═══ Records to process ═══
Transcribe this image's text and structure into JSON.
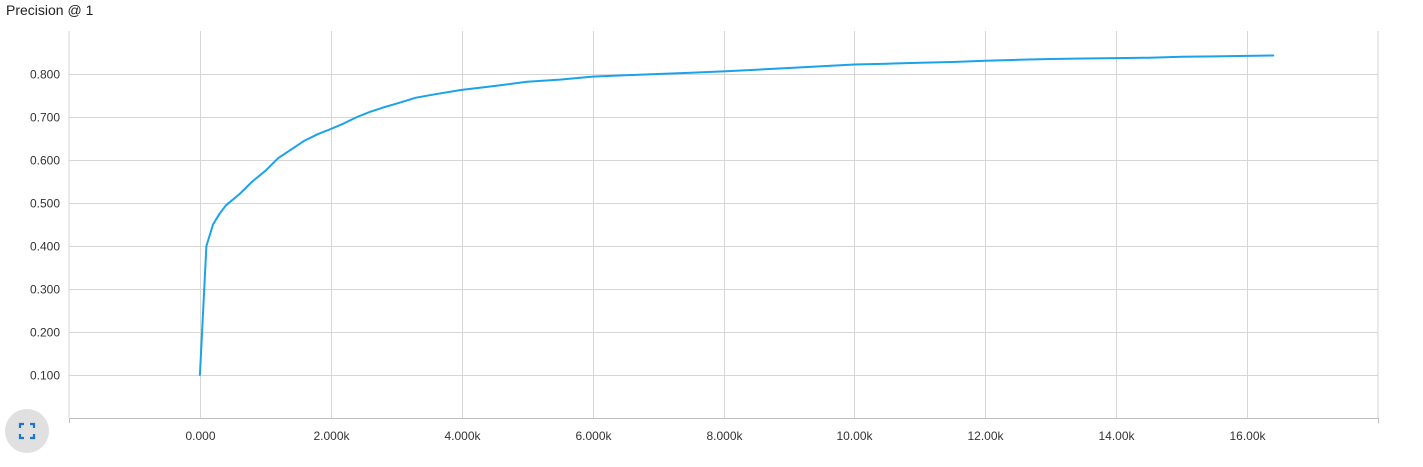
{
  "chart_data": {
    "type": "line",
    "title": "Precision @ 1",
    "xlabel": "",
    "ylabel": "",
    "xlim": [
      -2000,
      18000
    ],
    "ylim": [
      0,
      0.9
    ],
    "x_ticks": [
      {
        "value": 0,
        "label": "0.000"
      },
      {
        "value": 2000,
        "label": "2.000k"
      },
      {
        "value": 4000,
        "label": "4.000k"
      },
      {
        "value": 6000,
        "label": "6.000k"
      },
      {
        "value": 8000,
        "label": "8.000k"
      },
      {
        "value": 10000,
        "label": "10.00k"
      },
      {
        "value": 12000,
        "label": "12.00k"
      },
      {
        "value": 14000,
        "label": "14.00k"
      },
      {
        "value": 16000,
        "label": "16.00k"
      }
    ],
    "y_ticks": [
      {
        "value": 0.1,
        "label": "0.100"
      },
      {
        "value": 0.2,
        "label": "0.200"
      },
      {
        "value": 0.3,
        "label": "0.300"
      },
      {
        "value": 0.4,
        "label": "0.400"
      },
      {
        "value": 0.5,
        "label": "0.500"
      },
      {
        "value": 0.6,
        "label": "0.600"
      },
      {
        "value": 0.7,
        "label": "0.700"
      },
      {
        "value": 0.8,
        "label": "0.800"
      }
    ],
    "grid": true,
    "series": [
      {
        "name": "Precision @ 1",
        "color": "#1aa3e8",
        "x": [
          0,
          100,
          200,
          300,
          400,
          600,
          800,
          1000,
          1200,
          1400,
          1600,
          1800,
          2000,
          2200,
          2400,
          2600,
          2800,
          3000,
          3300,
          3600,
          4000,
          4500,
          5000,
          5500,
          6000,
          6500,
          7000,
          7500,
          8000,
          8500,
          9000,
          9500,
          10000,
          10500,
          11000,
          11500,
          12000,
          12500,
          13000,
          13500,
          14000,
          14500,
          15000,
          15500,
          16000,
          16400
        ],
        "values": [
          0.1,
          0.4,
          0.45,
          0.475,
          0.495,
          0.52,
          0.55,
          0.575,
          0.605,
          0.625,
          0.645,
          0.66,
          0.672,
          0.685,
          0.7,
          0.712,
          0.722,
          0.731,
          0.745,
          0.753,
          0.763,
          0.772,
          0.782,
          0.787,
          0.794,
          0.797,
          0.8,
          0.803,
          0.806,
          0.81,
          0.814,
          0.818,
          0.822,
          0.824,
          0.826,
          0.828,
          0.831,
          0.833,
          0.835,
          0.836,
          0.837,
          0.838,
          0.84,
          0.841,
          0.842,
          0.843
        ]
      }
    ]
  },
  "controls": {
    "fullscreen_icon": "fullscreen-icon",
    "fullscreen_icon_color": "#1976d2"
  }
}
═══
#### Written problem:
Exclude the pictures and transcribe all of the entries exactly.

#### Answer for the task:
Transcribe this image's text and structure into JSON.
{
  "chart_data": {
    "type": "line",
    "title": "Precision @ 1",
    "xlabel": "",
    "ylabel": "",
    "xlim": [
      -2000,
      18000
    ],
    "ylim": [
      0,
      0.9
    ],
    "x_ticks": [
      {
        "value": 0,
        "label": "0.000"
      },
      {
        "value": 2000,
        "label": "2.000k"
      },
      {
        "value": 4000,
        "label": "4.000k"
      },
      {
        "value": 6000,
        "label": "6.000k"
      },
      {
        "value": 8000,
        "label": "8.000k"
      },
      {
        "value": 10000,
        "label": "10.00k"
      },
      {
        "value": 12000,
        "label": "12.00k"
      },
      {
        "value": 14000,
        "label": "14.00k"
      },
      {
        "value": 16000,
        "label": "16.00k"
      }
    ],
    "y_ticks": [
      {
        "value": 0.1,
        "label": "0.100"
      },
      {
        "value": 0.2,
        "label": "0.200"
      },
      {
        "value": 0.3,
        "label": "0.300"
      },
      {
        "value": 0.4,
        "label": "0.400"
      },
      {
        "value": 0.5,
        "label": "0.500"
      },
      {
        "value": 0.6,
        "label": "0.600"
      },
      {
        "value": 0.7,
        "label": "0.700"
      },
      {
        "value": 0.8,
        "label": "0.800"
      }
    ],
    "grid": true,
    "series": [
      {
        "name": "Precision @ 1",
        "color": "#1aa3e8",
        "x": [
          0,
          100,
          200,
          300,
          400,
          600,
          800,
          1000,
          1200,
          1400,
          1600,
          1800,
          2000,
          2200,
          2400,
          2600,
          2800,
          3000,
          3300,
          3600,
          4000,
          4500,
          5000,
          5500,
          6000,
          6500,
          7000,
          7500,
          8000,
          8500,
          9000,
          9500,
          10000,
          10500,
          11000,
          11500,
          12000,
          12500,
          13000,
          13500,
          14000,
          14500,
          15000,
          15500,
          16000,
          16400
        ],
        "values": [
          0.1,
          0.4,
          0.45,
          0.475,
          0.495,
          0.52,
          0.55,
          0.575,
          0.605,
          0.625,
          0.645,
          0.66,
          0.672,
          0.685,
          0.7,
          0.712,
          0.722,
          0.731,
          0.745,
          0.753,
          0.763,
          0.772,
          0.782,
          0.787,
          0.794,
          0.797,
          0.8,
          0.803,
          0.806,
          0.81,
          0.814,
          0.818,
          0.822,
          0.824,
          0.826,
          0.828,
          0.831,
          0.833,
          0.835,
          0.836,
          0.837,
          0.838,
          0.84,
          0.841,
          0.842,
          0.843
        ]
      }
    ]
  },
  "controls": {
    "fullscreen_icon": "fullscreen-icon",
    "fullscreen_icon_color": "#1976d2"
  }
}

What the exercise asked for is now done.